Convert the records into a Markdown table, from the first line through the line containing "6, 192, 90]", including that line. Use two columns, Row for the row number and Entry for the line itself, and skip any blank lines.

===== Provided records =====

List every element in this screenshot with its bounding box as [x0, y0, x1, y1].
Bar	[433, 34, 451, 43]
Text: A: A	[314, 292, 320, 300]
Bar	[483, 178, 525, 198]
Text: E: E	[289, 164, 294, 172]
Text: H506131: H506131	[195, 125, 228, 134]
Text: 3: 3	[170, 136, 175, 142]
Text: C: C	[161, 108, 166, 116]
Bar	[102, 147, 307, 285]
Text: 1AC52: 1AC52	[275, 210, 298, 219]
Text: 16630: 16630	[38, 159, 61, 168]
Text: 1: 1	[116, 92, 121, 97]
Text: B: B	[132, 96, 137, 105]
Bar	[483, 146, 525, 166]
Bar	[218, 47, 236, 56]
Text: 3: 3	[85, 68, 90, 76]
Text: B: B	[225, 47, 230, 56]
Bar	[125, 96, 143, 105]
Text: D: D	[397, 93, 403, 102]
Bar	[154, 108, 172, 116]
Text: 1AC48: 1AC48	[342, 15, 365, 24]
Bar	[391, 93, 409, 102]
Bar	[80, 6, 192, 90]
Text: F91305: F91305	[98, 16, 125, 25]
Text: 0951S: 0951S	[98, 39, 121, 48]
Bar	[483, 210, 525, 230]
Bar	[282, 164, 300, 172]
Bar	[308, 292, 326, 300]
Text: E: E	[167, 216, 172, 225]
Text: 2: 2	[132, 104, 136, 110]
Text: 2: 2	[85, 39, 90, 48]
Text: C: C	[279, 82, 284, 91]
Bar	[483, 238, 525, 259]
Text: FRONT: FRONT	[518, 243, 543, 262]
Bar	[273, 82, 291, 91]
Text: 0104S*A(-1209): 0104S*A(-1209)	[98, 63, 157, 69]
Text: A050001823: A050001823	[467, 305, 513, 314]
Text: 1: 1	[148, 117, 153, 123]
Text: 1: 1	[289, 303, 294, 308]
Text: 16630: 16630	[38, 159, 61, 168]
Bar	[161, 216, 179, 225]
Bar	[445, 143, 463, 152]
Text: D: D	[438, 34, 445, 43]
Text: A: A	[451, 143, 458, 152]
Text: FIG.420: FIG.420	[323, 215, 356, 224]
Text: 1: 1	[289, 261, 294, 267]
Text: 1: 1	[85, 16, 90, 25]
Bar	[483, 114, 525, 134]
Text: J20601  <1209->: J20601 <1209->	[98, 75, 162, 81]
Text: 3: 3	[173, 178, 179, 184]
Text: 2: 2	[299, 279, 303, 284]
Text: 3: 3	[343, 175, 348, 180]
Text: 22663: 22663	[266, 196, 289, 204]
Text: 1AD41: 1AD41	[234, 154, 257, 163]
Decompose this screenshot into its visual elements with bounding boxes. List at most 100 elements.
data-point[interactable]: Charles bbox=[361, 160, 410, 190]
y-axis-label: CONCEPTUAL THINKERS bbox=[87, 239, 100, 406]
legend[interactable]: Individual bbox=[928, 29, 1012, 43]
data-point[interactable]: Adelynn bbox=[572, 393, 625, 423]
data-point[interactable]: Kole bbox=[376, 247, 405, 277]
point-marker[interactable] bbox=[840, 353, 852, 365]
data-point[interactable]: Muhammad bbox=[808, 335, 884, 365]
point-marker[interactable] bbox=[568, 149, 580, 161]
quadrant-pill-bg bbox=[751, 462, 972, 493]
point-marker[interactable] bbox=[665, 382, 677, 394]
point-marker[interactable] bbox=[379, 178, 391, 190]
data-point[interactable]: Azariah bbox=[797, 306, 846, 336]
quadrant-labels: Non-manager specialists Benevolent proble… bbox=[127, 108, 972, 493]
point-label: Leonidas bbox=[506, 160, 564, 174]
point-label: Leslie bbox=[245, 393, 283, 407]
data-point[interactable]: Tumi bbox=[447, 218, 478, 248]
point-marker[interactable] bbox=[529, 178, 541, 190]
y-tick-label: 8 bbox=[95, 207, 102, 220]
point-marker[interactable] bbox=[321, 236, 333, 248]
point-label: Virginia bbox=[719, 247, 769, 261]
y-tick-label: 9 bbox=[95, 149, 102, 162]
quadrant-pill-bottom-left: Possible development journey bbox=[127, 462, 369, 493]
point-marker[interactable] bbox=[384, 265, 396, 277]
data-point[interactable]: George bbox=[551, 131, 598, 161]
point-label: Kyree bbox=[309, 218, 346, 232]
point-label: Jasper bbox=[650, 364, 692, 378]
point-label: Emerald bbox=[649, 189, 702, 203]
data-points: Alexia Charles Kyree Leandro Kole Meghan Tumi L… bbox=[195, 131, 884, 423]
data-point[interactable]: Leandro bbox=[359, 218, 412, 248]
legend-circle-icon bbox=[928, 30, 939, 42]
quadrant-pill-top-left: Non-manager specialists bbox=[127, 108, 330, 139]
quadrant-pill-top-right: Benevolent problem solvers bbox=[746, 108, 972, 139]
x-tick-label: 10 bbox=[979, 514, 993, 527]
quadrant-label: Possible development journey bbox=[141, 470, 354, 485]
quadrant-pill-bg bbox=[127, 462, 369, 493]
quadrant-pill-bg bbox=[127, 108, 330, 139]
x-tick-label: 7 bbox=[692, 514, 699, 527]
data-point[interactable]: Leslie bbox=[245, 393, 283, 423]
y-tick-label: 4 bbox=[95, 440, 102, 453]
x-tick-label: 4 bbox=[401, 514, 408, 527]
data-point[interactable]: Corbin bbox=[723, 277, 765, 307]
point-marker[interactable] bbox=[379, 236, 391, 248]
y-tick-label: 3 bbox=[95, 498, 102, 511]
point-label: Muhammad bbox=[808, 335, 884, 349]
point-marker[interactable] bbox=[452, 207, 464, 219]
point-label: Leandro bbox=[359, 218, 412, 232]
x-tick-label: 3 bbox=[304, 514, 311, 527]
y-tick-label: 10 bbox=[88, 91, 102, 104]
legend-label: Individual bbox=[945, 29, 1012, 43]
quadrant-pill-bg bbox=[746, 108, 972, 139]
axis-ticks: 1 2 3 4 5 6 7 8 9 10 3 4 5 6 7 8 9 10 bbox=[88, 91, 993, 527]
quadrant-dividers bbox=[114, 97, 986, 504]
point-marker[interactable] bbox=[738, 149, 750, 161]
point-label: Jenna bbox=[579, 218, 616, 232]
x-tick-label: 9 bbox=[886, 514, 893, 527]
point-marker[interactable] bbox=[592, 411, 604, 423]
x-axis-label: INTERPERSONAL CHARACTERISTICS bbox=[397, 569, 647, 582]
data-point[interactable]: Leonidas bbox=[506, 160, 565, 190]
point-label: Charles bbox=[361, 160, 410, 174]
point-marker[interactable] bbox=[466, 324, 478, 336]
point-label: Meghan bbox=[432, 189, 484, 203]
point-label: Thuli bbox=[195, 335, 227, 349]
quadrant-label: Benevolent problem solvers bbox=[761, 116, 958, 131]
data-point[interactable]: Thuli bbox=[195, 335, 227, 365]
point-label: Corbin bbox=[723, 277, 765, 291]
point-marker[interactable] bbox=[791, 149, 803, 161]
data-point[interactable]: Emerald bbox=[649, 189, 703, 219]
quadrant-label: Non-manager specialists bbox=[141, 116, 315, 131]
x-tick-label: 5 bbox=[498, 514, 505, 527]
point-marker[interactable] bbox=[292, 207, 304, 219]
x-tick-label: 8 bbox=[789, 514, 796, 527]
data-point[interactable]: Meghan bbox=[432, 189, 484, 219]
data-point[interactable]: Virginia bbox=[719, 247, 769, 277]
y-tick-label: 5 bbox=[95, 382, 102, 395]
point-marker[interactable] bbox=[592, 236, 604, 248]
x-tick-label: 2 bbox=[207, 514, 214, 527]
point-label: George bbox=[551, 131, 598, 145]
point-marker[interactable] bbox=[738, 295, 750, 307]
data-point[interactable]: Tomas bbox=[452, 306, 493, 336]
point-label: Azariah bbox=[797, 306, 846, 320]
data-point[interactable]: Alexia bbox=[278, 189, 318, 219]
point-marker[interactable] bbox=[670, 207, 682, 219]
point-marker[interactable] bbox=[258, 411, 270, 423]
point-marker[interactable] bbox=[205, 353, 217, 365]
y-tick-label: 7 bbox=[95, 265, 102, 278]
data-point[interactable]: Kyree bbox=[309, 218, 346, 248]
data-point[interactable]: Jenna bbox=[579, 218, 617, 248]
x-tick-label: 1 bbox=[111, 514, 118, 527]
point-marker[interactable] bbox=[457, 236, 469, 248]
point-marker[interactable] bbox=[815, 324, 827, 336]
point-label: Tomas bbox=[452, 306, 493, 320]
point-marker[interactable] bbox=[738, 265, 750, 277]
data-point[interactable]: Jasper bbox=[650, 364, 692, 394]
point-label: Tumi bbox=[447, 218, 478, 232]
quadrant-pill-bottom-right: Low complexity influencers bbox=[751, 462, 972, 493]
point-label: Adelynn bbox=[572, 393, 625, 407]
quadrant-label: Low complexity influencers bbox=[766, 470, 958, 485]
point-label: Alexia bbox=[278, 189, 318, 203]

=====

• Task answer
| Row | Entry |
|---|---|
| 1 | List every element in this screenshot with its bounding box as [x0, y0, x1, y1]. |
| 2 | Bar	[433, 34, 451, 43] |
| 3 | Text: A: A	[314, 292, 320, 300] |
| 4 | Bar	[483, 178, 525, 198] |
| 5 | Text: E: E	[289, 164, 294, 172] |
| 6 | Text: H506131: H506131	[195, 125, 228, 134] |
| 7 | Text: 3: 3	[170, 136, 175, 142] |
| 8 | Text: C: C	[161, 108, 166, 116] |
| 9 | Bar	[102, 147, 307, 285] |
| 10 | Text: 1AC52: 1AC52	[275, 210, 298, 219] |
| 11 | Text: 16630: 16630	[38, 159, 61, 168] |
| 12 | Text: 1: 1	[116, 92, 121, 97] |
| 13 | Text: B: B	[132, 96, 137, 105] |
| 14 | Bar	[483, 146, 525, 166] |
| 15 | Bar	[218, 47, 236, 56] |
| 16 | Text: 3: 3	[85, 68, 90, 76] |
| 17 | Text: B: B	[225, 47, 230, 56] |
| 18 | Bar	[125, 96, 143, 105] |
| 19 | Text: D: D	[397, 93, 403, 102] |
| 20 | Bar	[154, 108, 172, 116] |
| 21 | Text: 1AC48: 1AC48	[342, 15, 365, 24] |
| 22 | Bar	[391, 93, 409, 102] |
| 23 | Bar	[80, 6, 192, 90] |